## [Фрагмент текста]
_____
Существует еще один аспект близости сюрреализма к мировым религиям — это путь натуралистического смакования человеческих страданий. Следует отметить, что средневековое европейское христианство поставило себе на службу не только розовый идеализм, но и грубый натурализм, когда в огромном количестве помещало в церквях скульптуры и картины, изображающие распятие Христа, снятие с креста, его оплакивание, мучения святого Себастьяна, святой Варвары, воскрешение Лазаря.
Церковный натурализм, как правило, был примитивен и наивен. Так, распятый Христос, корчащийся в муках, сам указывал перстом на причины своих страданий — зияющую и кровоточащую рану. Искаженные мукой лица, асимметричные и диспропорциональные разорванные тела, пронзенные копьями или стрелами, отрезанные головы и конечности — все это должно было послужить во славу господа и вместе с тем устрашить верующего, вызвать в нем чувство отчаяния и неизбежности мук и человеческих страданий в земной жизни. Здесь чувственный момент приобретает уже окраску психической патологии, спекуляции на человеческой физиологии. И тогда «Распятие», или «Пиета», превращалось в натуралистическое воспроизведение смерти человека, теряя тот гуманистический смысл, который заключен в эстетическом отражении трагического события. Сюрреализм «блестяще» продолжает традиции средневекового мистически-экзальтированного официального церковного натурализма. И действительно, во многих сюрреалистических «произведениях» можно видеть наряду с абсурдным сочетанием реальных предметов стремление всячески унизить человека, изобразить его как ничтожное—и гадкое существо: это какие-то червеподобные и вместе с тем похожие на человека существа, копошащиеся в отбросах, или же проволочные человечки, в отчаянии лезущие друг на друга. А иногда это прямое и откровенное смакование смерти, понятой чисто физиологически, вне всяких ее социальных и духовных аспектов, понятой не как трагедия, а лишь как отвратительный, низменный биологический акт уничтожения, как процесс исчезновения жизни. Вместе с тем сюрреалисты стремятся «современно» интерпретировать некоторые аспекты средневековой христианской мистериальной обрядности.
_____
(Блок данных)
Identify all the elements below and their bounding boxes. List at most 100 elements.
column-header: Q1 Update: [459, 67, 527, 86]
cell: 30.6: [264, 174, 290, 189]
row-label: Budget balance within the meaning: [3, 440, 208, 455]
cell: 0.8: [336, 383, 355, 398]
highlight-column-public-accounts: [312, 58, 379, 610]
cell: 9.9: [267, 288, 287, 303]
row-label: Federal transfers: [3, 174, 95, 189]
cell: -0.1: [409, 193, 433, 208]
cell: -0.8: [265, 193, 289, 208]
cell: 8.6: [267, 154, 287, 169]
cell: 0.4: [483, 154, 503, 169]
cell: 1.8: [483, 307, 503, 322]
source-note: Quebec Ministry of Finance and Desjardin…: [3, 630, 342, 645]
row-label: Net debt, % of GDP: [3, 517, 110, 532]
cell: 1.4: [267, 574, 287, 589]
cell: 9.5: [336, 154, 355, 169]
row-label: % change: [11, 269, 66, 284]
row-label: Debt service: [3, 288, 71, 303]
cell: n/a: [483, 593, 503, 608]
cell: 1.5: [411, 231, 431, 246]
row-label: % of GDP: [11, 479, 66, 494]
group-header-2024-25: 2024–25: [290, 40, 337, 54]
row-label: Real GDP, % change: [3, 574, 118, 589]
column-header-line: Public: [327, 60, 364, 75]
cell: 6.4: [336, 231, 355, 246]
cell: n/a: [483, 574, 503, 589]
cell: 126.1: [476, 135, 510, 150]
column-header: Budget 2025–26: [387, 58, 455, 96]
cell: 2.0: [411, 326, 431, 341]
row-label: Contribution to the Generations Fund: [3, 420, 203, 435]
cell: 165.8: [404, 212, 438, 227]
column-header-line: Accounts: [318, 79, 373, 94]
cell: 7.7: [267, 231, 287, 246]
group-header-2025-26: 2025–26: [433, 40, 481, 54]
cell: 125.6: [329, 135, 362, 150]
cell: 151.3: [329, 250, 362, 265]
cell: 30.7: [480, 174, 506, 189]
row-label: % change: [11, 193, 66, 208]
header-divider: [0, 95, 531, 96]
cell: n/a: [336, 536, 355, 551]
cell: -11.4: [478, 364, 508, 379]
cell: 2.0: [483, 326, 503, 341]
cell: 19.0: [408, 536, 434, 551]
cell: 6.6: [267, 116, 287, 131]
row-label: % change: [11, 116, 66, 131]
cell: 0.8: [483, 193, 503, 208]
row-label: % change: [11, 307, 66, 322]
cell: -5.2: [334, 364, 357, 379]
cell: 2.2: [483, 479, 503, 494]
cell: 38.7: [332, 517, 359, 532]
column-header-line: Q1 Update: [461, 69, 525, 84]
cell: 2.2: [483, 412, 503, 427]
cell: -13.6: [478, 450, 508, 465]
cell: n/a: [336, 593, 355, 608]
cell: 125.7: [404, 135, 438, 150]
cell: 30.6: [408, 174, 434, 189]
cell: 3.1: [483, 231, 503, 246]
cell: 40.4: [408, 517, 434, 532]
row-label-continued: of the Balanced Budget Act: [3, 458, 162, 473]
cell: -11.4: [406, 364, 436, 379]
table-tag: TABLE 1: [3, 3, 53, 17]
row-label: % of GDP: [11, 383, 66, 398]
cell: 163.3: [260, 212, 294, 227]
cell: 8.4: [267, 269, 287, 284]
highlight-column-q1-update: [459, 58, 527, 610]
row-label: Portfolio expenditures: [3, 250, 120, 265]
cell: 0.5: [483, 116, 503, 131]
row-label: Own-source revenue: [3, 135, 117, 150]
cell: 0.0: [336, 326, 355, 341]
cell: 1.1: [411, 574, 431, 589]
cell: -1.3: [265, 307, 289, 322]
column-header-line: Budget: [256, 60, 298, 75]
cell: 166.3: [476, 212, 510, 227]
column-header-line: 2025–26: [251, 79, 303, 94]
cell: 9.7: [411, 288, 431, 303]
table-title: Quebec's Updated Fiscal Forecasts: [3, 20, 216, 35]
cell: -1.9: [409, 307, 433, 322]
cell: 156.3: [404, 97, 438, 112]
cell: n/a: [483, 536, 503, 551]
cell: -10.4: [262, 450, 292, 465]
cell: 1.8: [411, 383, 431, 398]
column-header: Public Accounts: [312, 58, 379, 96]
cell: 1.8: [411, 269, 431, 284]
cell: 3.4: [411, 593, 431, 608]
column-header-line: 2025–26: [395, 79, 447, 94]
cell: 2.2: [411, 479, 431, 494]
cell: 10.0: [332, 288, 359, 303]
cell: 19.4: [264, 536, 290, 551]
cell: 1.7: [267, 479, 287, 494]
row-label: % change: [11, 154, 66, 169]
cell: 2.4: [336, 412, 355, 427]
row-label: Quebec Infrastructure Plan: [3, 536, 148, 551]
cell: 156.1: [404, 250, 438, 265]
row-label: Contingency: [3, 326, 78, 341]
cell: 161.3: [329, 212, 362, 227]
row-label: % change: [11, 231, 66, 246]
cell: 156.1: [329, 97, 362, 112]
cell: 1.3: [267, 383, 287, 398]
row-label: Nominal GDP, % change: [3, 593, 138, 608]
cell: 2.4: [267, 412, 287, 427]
_____
## [Задание]
Продолжите текст о сюрреализме и средневековом церковном натурализме, начав сразу после его последнего предложения.

## [Ответ]
Например, Сальвадор Дали пишет картину «Мае west» (1934—1936 гг.), в которой трансформирует христианские театрализованные мистерии, начинавшиеся с занавеса, на котором была изображена голова дьявола — устрашающая и отвратительная. Это изображение должно было внушить средневековому зрителю ужас перед теми муками и страданиями, которые ожидали грешников в преисподней. Голова-занавес С. Дали также отвратительна и мистична; она, видимо, должна пробудить в современном зрителе те архетипические представления и эмоции, которые были заложены средневековой мистериальной драмой западного христианства.
И хотя некоторые сюрреалистические произведения, воспевающие смерть и страдания, непосредственно не посвящены религиозным темам, они по интерпретации этих сторон человеческого бытия близки к религии, так как они утверждают вечность человеческих страданий на земле, а смерть изображают как избавление от этого страдания, от уродливой и бессмысленной земной жизни, не обещая ничего взамен. Так современный сюрреализм в своей «художественной» практике возвратился к идеям средневекового церковного мракобесия, к идеям христианского страдания и отчаяния. Характерно, что и эстетические концепции, являющиеся теоретической основой сюрреализма, тяготеют к теологическим концепциям. Так, например, Дж. Сантаяна считал, что духовные ценности носят двоякий характер: рациональный и иррациональный, причем последний является носителем высших ценностей. «Ценности возникают из непосредственной и неизбежной реакции жизненного импульса и из иррациональной стороны нашей природы, — пишет Дж. Сантаяна и продолжает: — Рациональная сторона по своей сущности относительна... Если бы какое-то предпочтение или правило были бы объявлены окончательными и основными, то тем самым они были бы объявлены иррациональными...». Итак, для Дж. Сантаяны существуют два ряда ценностей — рациональный (низший) и иррациональный (окончательный и основной).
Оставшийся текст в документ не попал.